=== Problem to solve ===
Output the records exactly as they appear, with no pictures included.

━━━━━━━━━━

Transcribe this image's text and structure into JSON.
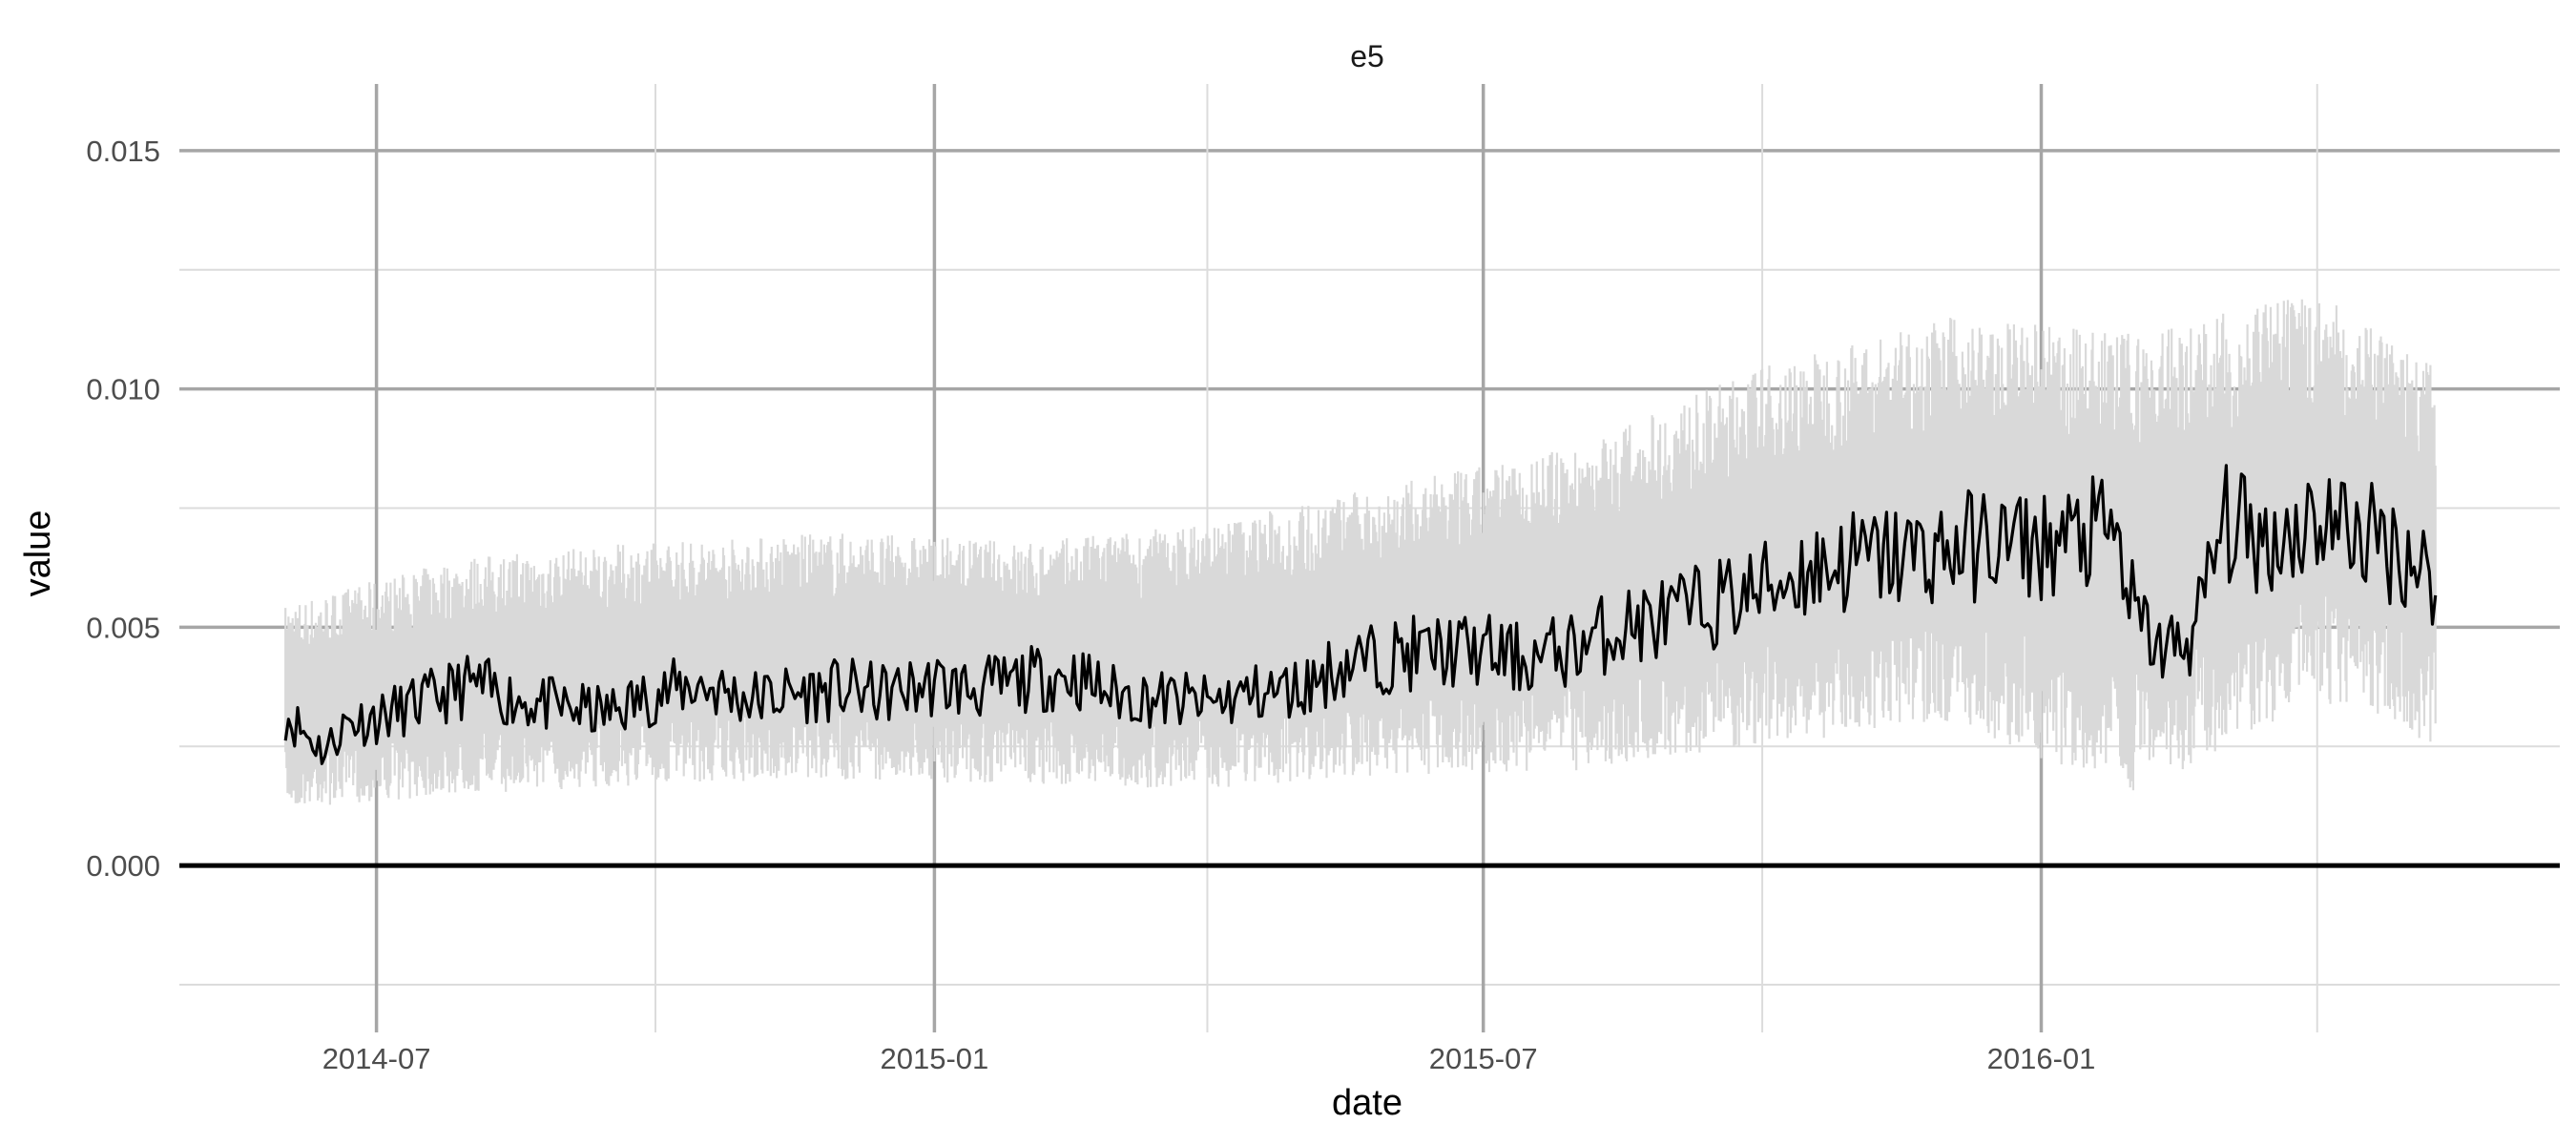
{
  "chart_data": {
    "type": "line",
    "title": "e5",
    "xlabel": "date",
    "ylabel": "value",
    "x_ticks": [
      "2014-07",
      "2015-01",
      "2015-07",
      "2016-01"
    ],
    "x_minor_ticks": [
      "2014-10",
      "2015-04",
      "2015-10",
      "2016-04"
    ],
    "xlim": [
      "2014-04-27",
      "2016-06-20"
    ],
    "y_ticks": [
      "0.000",
      "0.005",
      "0.010",
      "0.015"
    ],
    "y_values": [
      0,
      0.005,
      0.01,
      0.015
    ],
    "y_minor_values": [
      -0.0025,
      0.0025,
      0.0075,
      0.0125
    ],
    "ylim": [
      -0.0035,
      0.0164
    ],
    "grid": true,
    "reference_line": 0,
    "series": [
      {
        "role": "daily_band",
        "color": "#d9d9d9",
        "x": [
          "2014-06-01",
          "2014-08-01",
          "2014-10-01",
          "2014-12-01",
          "2015-02-01",
          "2015-04-01",
          "2015-06-01",
          "2015-08-01",
          "2015-10-01",
          "2015-12-01",
          "2016-02-01",
          "2016-04-01",
          "2016-05-10"
        ],
        "low": [
          0.0012,
          0.0015,
          0.0017,
          0.0018,
          0.0017,
          0.0016,
          0.0019,
          0.002,
          0.0025,
          0.003,
          0.0015,
          0.0035,
          0.0025
        ],
        "high": [
          0.0055,
          0.0065,
          0.0068,
          0.007,
          0.0068,
          0.0072,
          0.008,
          0.0088,
          0.0105,
          0.0115,
          0.0112,
          0.012,
          0.0105
        ]
      },
      {
        "role": "smoothed_value",
        "color": "#000000",
        "x": [
          "2014-06-01",
          "2014-06-07",
          "2014-06-14",
          "2014-06-21",
          "2014-07-01",
          "2014-07-15",
          "2014-08-01",
          "2014-08-15",
          "2014-09-01",
          "2014-09-15",
          "2014-10-01",
          "2014-10-15",
          "2014-11-01",
          "2014-11-15",
          "2014-12-01",
          "2014-12-15",
          "2015-01-01",
          "2015-01-15",
          "2015-02-01",
          "2015-02-15",
          "2015-03-01",
          "2015-03-15",
          "2015-04-01",
          "2015-04-15",
          "2015-05-01",
          "2015-05-15",
          "2015-06-01",
          "2015-06-15",
          "2015-07-01",
          "2015-07-15",
          "2015-08-01",
          "2015-08-15",
          "2015-09-01",
          "2015-09-15",
          "2015-10-01",
          "2015-10-15",
          "2015-11-01",
          "2015-11-15",
          "2015-12-01",
          "2015-12-15",
          "2016-01-01",
          "2016-01-15",
          "2016-01-25",
          "2016-02-01",
          "2016-02-10",
          "2016-02-20",
          "2016-03-01",
          "2016-03-15",
          "2016-04-01",
          "2016-04-15",
          "2016-05-01",
          "2016-05-10"
        ],
        "y": [
          0.0032,
          0.0028,
          0.0024,
          0.003,
          0.0031,
          0.0034,
          0.0038,
          0.0035,
          0.0033,
          0.0032,
          0.0036,
          0.0038,
          0.0035,
          0.0036,
          0.0037,
          0.0036,
          0.0038,
          0.0037,
          0.0039,
          0.004,
          0.0036,
          0.0035,
          0.0034,
          0.0036,
          0.0037,
          0.0042,
          0.0044,
          0.0045,
          0.0045,
          0.0043,
          0.0046,
          0.005,
          0.0052,
          0.0055,
          0.0058,
          0.0062,
          0.0064,
          0.0065,
          0.0066,
          0.0068,
          0.0067,
          0.0069,
          0.007,
          0.0052,
          0.0045,
          0.0048,
          0.0072,
          0.0068,
          0.0073,
          0.007,
          0.0065,
          0.006
        ]
      }
    ]
  }
}
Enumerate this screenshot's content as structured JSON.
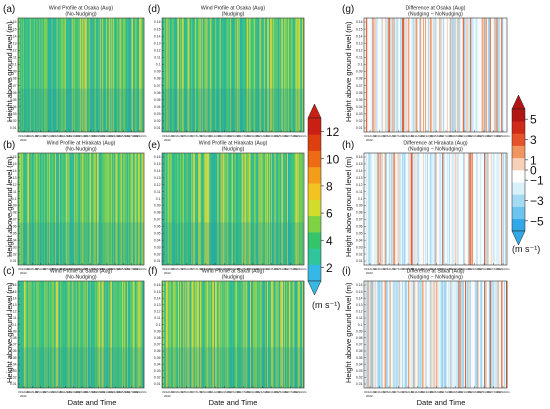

━━━━━━━━━━

=== Solution for this exercise ===
Transcribe this image's text and structure into JSON.
{
  "chart_data": {
    "type": "line",
    "title": "e5",
    "xlabel": "date",
    "ylabel": "value",
    "x_ticks": [
      "2014-07",
      "2015-01",
      "2015-07",
      "2016-01"
    ],
    "x_minor_ticks": [
      "2014-10",
      "2015-04",
      "2015-10",
      "2016-04"
    ],
    "xlim": [
      "2014-04-27",
      "2016-06-20"
    ],
    "y_ticks": [
      "0.000",
      "0.005",
      "0.010",
      "0.015"
    ],
    "y_values": [
      0,
      0.005,
      0.01,
      0.015
    ],
    "y_minor_values": [
      -0.0025,
      0.0025,
      0.0075,
      0.0125
    ],
    "ylim": [
      -0.0035,
      0.0164
    ],
    "grid": true,
    "reference_line": 0,
    "series": [
      {
        "role": "daily_band",
        "color": "#d9d9d9",
        "x": [
          "2014-06-01",
          "2014-08-01",
          "2014-10-01",
          "2014-12-01",
          "2015-02-01",
          "2015-04-01",
          "2015-06-01",
          "2015-08-01",
          "2015-10-01",
          "2015-12-01",
          "2016-02-01",
          "2016-04-01",
          "2016-05-10"
        ],
        "low": [
          0.0012,
          0.0015,
          0.0017,
          0.0018,
          0.0017,
          0.0016,
          0.0019,
          0.002,
          0.0025,
          0.003,
          0.0015,
          0.0035,
          0.0025
        ],
        "high": [
          0.0055,
          0.0065,
          0.0068,
          0.007,
          0.0068,
          0.0072,
          0.008,
          0.0088,
          0.0105,
          0.0115,
          0.0112,
          0.012,
          0.0105
        ]
      },
      {
        "role": "smoothed_value",
        "color": "#000000",
        "x": [
          "2014-06-01",
          "2014-06-07",
          "2014-06-14",
          "2014-06-21",
          "2014-07-01",
          "2014-07-15",
          "2014-08-01",
          "2014-08-15",
          "2014-09-01",
          "2014-09-15",
          "2014-10-01",
          "2014-10-15",
          "2014-11-01",
          "2014-11-15",
          "2014-12-01",
          "2014-12-15",
          "2015-01-01",
          "2015-01-15",
          "2015-02-01",
          "2015-02-15",
          "2015-03-01",
          "2015-03-15",
          "2015-04-01",
          "2015-04-15",
          "2015-05-01",
          "2015-05-15",
          "2015-06-01",
          "2015-06-15",
          "2015-07-01",
          "2015-07-15",
          "2015-08-01",
          "2015-08-15",
          "2015-09-01",
          "2015-09-15",
          "2015-10-01",
          "2015-10-15",
          "2015-11-01",
          "2015-11-15",
          "2015-12-01",
          "2015-12-15",
          "2016-01-01",
          "2016-01-15",
          "2016-01-25",
          "2016-02-01",
          "2016-02-10",
          "2016-02-20",
          "2016-03-01",
          "2016-03-15",
          "2016-04-01",
          "2016-04-15",
          "2016-05-01",
          "2016-05-10"
        ],
        "y": [
          0.0032,
          0.0028,
          0.0024,
          0.003,
          0.0031,
          0.0034,
          0.0038,
          0.0035,
          0.0033,
          0.0032,
          0.0036,
          0.0038,
          0.0035,
          0.0036,
          0.0037,
          0.0036,
          0.0038,
          0.0037,
          0.0039,
          0.004,
          0.0036,
          0.0035,
          0.0034,
          0.0036,
          0.0037,
          0.0042,
          0.0044,
          0.0045,
          0.0045,
          0.0043,
          0.0046,
          0.005,
          0.0052,
          0.0055,
          0.0058,
          0.0062,
          0.0064,
          0.0065,
          0.0066,
          0.0068,
          0.0067,
          0.0069,
          0.007,
          0.0052,
          0.0045,
          0.0048,
          0.0072,
          0.0068,
          0.0073,
          0.007,
          0.0065,
          0.006
        ]
      }
    ]
  }
}
Enumerate this screenshot's content as structured JSON.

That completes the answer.